» **Requirement**
Pictures in the data below are not part of the copy; transcribe everything else exactly.

» **Records to use**
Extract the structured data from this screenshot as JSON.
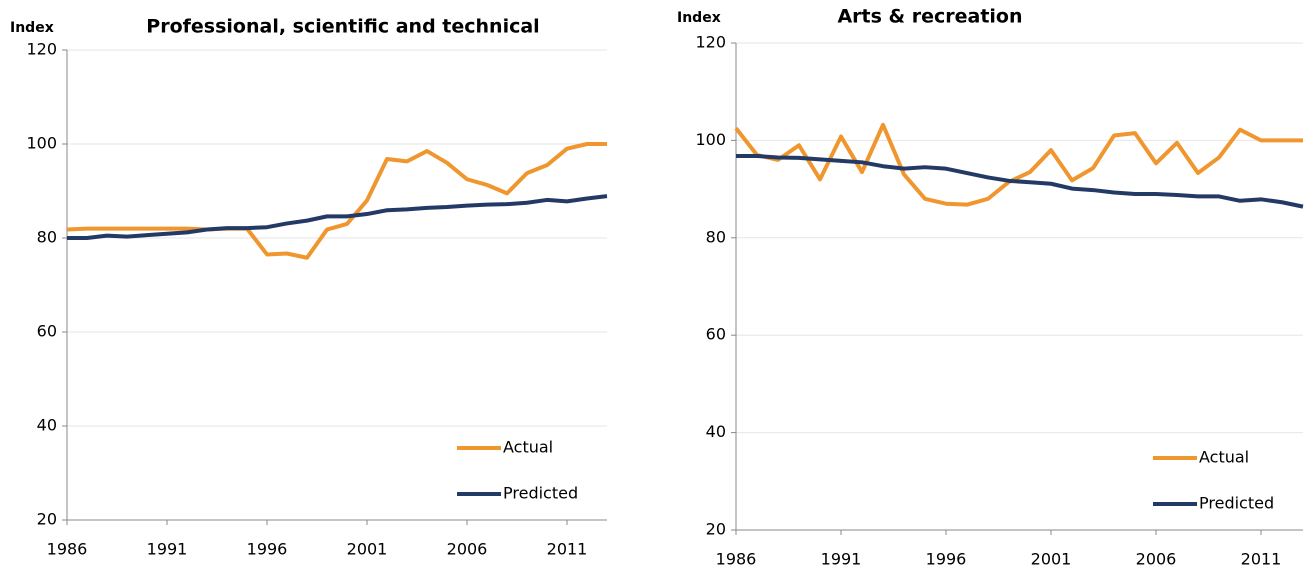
{
  "chart_data": [
    {
      "type": "line",
      "title": "Professional, scientific and technical",
      "ylabel": "Index",
      "x": [
        1986,
        1987,
        1988,
        1989,
        1990,
        1991,
        1992,
        1993,
        1994,
        1995,
        1996,
        1997,
        1998,
        1999,
        2000,
        2001,
        2002,
        2003,
        2004,
        2005,
        2006,
        2007,
        2008,
        2009,
        2010,
        2011,
        2012,
        2013
      ],
      "series": [
        {
          "name": "Actual",
          "color": "#f0962e",
          "values": [
            81.8,
            82,
            82,
            82,
            82,
            82,
            82,
            81.8,
            82,
            82,
            76.5,
            76.7,
            75.8,
            81.8,
            83,
            88,
            96.8,
            96.3,
            98.5,
            96,
            92.5,
            91.3,
            89.5,
            93.8,
            95.5,
            99,
            100,
            100
          ]
        },
        {
          "name": "Predicted",
          "color": "#243a66",
          "values": [
            80,
            80,
            80.5,
            80.3,
            80.6,
            80.9,
            81.2,
            81.8,
            82.1,
            82.1,
            82.3,
            83.1,
            83.7,
            84.6,
            84.6,
            85.1,
            85.9,
            86.1,
            86.4,
            86.6,
            86.9,
            87.1,
            87.2,
            87.5,
            88.1,
            87.8,
            88.4,
            88.9
          ]
        }
      ],
      "xlim": [
        1986,
        2013
      ],
      "xticks": [
        1986,
        1991,
        1996,
        2001,
        2006,
        2011
      ],
      "ylim": [
        20,
        120
      ],
      "yticks": [
        20,
        40,
        60,
        80,
        100,
        120
      ],
      "grid": true,
      "legend": "lower right"
    },
    {
      "type": "line",
      "title": "Arts & recreation",
      "ylabel": "Index",
      "x": [
        1986,
        1987,
        1988,
        1989,
        1990,
        1991,
        1992,
        1993,
        1994,
        1995,
        1996,
        1997,
        1998,
        1999,
        2000,
        2001,
        2002,
        2003,
        2004,
        2005,
        2006,
        2007,
        2008,
        2009,
        2010,
        2011,
        2012,
        2013
      ],
      "series": [
        {
          "name": "Actual",
          "color": "#f0962e",
          "values": [
            102.5,
            97,
            96,
            99,
            92,
            100.8,
            93.5,
            103.2,
            93,
            88,
            87,
            86.8,
            88,
            91.5,
            93.5,
            98,
            91.8,
            94.3,
            101,
            101.5,
            95.3,
            99.5,
            93.3,
            96.5,
            102.2,
            100,
            100,
            100
          ]
        },
        {
          "name": "Predicted",
          "color": "#243a66",
          "values": [
            96.8,
            96.8,
            96.5,
            96.4,
            96.1,
            95.8,
            95.5,
            94.7,
            94.2,
            94.5,
            94.2,
            93.3,
            92.4,
            91.7,
            91.4,
            91.1,
            90.1,
            89.8,
            89.3,
            89,
            89,
            88.8,
            88.5,
            88.5,
            87.6,
            87.9,
            87.3,
            86.4
          ]
        }
      ],
      "xlim": [
        1986,
        2013
      ],
      "xticks": [
        1986,
        1991,
        1996,
        2001,
        2006,
        2011
      ],
      "ylim": [
        20,
        120
      ],
      "yticks": [
        20,
        40,
        60,
        80,
        100,
        120
      ],
      "grid": true,
      "legend": "lower right"
    }
  ]
}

» **Result below**
Extract the structured data from this screenshot as JSON.
{
  "chart_data": [
    {
      "type": "line",
      "title": "Professional, scientific and technical",
      "ylabel": "Index",
      "x": [
        1986,
        1987,
        1988,
        1989,
        1990,
        1991,
        1992,
        1993,
        1994,
        1995,
        1996,
        1997,
        1998,
        1999,
        2000,
        2001,
        2002,
        2003,
        2004,
        2005,
        2006,
        2007,
        2008,
        2009,
        2010,
        2011,
        2012,
        2013
      ],
      "series": [
        {
          "name": "Actual",
          "color": "#f0962e",
          "values": [
            81.8,
            82,
            82,
            82,
            82,
            82,
            82,
            81.8,
            82,
            82,
            76.5,
            76.7,
            75.8,
            81.8,
            83,
            88,
            96.8,
            96.3,
            98.5,
            96,
            92.5,
            91.3,
            89.5,
            93.8,
            95.5,
            99,
            100,
            100
          ]
        },
        {
          "name": "Predicted",
          "color": "#243a66",
          "values": [
            80,
            80,
            80.5,
            80.3,
            80.6,
            80.9,
            81.2,
            81.8,
            82.1,
            82.1,
            82.3,
            83.1,
            83.7,
            84.6,
            84.6,
            85.1,
            85.9,
            86.1,
            86.4,
            86.6,
            86.9,
            87.1,
            87.2,
            87.5,
            88.1,
            87.8,
            88.4,
            88.9
          ]
        }
      ],
      "xlim": [
        1986,
        2013
      ],
      "xticks": [
        1986,
        1991,
        1996,
        2001,
        2006,
        2011
      ],
      "ylim": [
        20,
        120
      ],
      "yticks": [
        20,
        40,
        60,
        80,
        100,
        120
      ],
      "grid": true,
      "legend": "lower right"
    },
    {
      "type": "line",
      "title": "Arts & recreation",
      "ylabel": "Index",
      "x": [
        1986,
        1987,
        1988,
        1989,
        1990,
        1991,
        1992,
        1993,
        1994,
        1995,
        1996,
        1997,
        1998,
        1999,
        2000,
        2001,
        2002,
        2003,
        2004,
        2005,
        2006,
        2007,
        2008,
        2009,
        2010,
        2011,
        2012,
        2013
      ],
      "series": [
        {
          "name": "Actual",
          "color": "#f0962e",
          "values": [
            102.5,
            97,
            96,
            99,
            92,
            100.8,
            93.5,
            103.2,
            93,
            88,
            87,
            86.8,
            88,
            91.5,
            93.5,
            98,
            91.8,
            94.3,
            101,
            101.5,
            95.3,
            99.5,
            93.3,
            96.5,
            102.2,
            100,
            100,
            100
          ]
        },
        {
          "name": "Predicted",
          "color": "#243a66",
          "values": [
            96.8,
            96.8,
            96.5,
            96.4,
            96.1,
            95.8,
            95.5,
            94.7,
            94.2,
            94.5,
            94.2,
            93.3,
            92.4,
            91.7,
            91.4,
            91.1,
            90.1,
            89.8,
            89.3,
            89,
            89,
            88.8,
            88.5,
            88.5,
            87.6,
            87.9,
            87.3,
            86.4
          ]
        }
      ],
      "xlim": [
        1986,
        2013
      ],
      "xticks": [
        1986,
        1991,
        1996,
        2001,
        2006,
        2011
      ],
      "ylim": [
        20,
        120
      ],
      "yticks": [
        20,
        40,
        60,
        80,
        100,
        120
      ],
      "grid": true,
      "legend": "lower right"
    }
  ]
}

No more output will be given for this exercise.